-- Begin ENTRIES SUPPLIED --

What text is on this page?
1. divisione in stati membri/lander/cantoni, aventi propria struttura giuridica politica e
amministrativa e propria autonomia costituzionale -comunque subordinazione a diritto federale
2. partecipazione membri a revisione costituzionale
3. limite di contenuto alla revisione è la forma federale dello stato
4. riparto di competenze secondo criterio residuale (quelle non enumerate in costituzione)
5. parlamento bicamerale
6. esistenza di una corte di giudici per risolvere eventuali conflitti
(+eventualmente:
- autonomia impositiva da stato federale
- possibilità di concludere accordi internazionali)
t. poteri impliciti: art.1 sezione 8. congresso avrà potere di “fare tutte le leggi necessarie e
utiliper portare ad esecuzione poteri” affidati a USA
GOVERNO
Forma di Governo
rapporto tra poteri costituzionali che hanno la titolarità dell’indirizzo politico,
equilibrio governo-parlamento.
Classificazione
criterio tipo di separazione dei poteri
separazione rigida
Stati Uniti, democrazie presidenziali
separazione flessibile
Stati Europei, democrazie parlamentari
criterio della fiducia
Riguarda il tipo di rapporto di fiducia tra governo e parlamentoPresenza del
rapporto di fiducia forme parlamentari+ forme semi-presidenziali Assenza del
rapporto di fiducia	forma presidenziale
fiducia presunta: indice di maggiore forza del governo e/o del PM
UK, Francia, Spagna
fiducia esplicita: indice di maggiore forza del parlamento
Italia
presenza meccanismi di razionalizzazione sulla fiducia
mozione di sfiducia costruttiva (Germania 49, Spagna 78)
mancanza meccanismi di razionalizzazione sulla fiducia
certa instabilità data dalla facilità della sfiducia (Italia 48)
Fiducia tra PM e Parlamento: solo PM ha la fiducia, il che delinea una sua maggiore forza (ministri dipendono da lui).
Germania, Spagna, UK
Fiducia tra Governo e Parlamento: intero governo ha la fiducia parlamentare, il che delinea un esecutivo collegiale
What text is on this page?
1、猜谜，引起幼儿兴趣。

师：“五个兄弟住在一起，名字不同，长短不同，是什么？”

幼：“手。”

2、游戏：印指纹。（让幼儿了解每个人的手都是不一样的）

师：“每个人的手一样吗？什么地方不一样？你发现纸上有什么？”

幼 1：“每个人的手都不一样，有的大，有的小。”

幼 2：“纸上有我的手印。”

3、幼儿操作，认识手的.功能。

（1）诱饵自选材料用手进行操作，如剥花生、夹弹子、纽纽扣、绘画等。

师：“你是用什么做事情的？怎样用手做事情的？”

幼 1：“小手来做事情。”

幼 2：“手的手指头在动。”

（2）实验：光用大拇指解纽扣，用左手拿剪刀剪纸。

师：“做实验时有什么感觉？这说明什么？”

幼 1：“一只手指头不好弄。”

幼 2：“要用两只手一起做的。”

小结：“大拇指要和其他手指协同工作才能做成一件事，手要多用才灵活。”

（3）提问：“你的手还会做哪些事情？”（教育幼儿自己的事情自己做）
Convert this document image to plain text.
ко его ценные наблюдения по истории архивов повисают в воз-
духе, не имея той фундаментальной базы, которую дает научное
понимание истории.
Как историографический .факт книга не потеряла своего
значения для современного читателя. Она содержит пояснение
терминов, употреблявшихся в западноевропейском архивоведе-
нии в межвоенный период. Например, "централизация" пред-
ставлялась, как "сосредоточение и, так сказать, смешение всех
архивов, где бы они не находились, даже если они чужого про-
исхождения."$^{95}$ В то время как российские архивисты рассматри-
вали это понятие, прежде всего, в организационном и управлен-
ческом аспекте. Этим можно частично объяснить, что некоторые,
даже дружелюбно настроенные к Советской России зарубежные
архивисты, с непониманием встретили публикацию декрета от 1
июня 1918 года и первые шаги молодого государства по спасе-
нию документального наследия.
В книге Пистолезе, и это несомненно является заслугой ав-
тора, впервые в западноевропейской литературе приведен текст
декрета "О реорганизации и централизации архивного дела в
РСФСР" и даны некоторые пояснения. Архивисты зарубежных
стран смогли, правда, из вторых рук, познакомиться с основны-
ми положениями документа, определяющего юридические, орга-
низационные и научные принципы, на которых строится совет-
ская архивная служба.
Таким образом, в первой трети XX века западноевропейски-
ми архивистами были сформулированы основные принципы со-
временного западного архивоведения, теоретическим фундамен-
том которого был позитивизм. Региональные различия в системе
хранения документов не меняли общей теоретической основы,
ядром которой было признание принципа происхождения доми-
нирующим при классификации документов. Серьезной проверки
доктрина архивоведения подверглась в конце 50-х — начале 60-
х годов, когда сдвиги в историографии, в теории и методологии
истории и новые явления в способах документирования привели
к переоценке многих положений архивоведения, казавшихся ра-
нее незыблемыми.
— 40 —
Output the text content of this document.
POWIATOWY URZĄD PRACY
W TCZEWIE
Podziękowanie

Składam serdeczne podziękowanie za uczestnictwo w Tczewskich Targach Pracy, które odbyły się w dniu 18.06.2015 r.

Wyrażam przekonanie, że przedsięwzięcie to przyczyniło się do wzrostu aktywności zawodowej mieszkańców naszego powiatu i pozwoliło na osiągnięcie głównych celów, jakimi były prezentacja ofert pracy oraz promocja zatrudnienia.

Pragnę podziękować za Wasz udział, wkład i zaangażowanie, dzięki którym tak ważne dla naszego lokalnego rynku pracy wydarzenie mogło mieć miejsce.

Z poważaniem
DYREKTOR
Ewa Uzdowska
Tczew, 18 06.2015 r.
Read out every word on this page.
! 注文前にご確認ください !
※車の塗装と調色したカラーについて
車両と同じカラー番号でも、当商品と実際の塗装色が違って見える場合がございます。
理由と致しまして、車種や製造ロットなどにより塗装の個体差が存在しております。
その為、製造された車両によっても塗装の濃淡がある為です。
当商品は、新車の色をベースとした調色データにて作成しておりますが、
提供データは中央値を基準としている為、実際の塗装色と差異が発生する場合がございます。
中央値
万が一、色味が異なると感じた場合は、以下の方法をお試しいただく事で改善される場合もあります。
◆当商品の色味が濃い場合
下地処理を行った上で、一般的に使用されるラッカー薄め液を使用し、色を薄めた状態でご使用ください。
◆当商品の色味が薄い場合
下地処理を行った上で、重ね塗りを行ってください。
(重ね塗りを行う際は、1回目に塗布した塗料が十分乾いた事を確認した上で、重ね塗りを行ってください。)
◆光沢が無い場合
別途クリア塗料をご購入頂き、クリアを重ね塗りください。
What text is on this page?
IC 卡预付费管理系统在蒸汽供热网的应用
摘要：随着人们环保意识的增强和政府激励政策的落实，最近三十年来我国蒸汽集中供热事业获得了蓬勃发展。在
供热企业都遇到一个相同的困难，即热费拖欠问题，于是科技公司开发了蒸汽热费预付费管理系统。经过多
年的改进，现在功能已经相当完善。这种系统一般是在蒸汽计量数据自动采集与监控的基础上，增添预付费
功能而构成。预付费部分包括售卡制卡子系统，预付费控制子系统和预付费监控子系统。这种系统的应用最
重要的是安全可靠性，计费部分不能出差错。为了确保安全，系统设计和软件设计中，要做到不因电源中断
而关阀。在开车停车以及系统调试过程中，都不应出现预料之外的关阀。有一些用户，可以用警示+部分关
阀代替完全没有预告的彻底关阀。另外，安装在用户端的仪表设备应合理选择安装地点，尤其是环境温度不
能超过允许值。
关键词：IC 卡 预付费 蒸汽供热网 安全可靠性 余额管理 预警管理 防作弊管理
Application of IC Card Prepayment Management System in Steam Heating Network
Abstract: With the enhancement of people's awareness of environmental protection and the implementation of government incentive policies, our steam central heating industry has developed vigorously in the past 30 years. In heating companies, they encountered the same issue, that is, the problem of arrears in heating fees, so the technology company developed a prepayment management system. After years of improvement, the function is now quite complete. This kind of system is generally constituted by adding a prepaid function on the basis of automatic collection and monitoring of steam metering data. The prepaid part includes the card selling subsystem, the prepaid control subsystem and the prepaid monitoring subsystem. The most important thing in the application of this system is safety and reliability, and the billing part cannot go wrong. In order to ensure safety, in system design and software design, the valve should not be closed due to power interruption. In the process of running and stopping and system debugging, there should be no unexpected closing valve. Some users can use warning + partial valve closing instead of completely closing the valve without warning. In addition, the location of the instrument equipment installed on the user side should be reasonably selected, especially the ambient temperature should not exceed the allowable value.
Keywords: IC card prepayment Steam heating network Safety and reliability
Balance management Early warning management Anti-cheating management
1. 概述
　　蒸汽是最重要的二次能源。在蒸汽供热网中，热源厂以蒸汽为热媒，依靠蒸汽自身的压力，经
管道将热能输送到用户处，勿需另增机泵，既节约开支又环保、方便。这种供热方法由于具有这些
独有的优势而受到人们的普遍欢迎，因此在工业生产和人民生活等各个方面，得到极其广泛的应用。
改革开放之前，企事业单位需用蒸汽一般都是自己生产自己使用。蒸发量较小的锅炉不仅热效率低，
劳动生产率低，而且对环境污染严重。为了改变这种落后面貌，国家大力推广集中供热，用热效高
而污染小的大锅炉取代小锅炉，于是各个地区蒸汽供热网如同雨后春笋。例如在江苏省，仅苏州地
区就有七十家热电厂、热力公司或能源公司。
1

-- End ENTRIES SUPPLIED --

- [DO THIS]:
Filter for "parlamentari". Return all lines that hold it.

- [RESULT FOR THIS TASK]:
Stati Europei, democrazie parlamentari
rapporto di fiducia forme parlamentari+ forme semi-presidenziali Assenza del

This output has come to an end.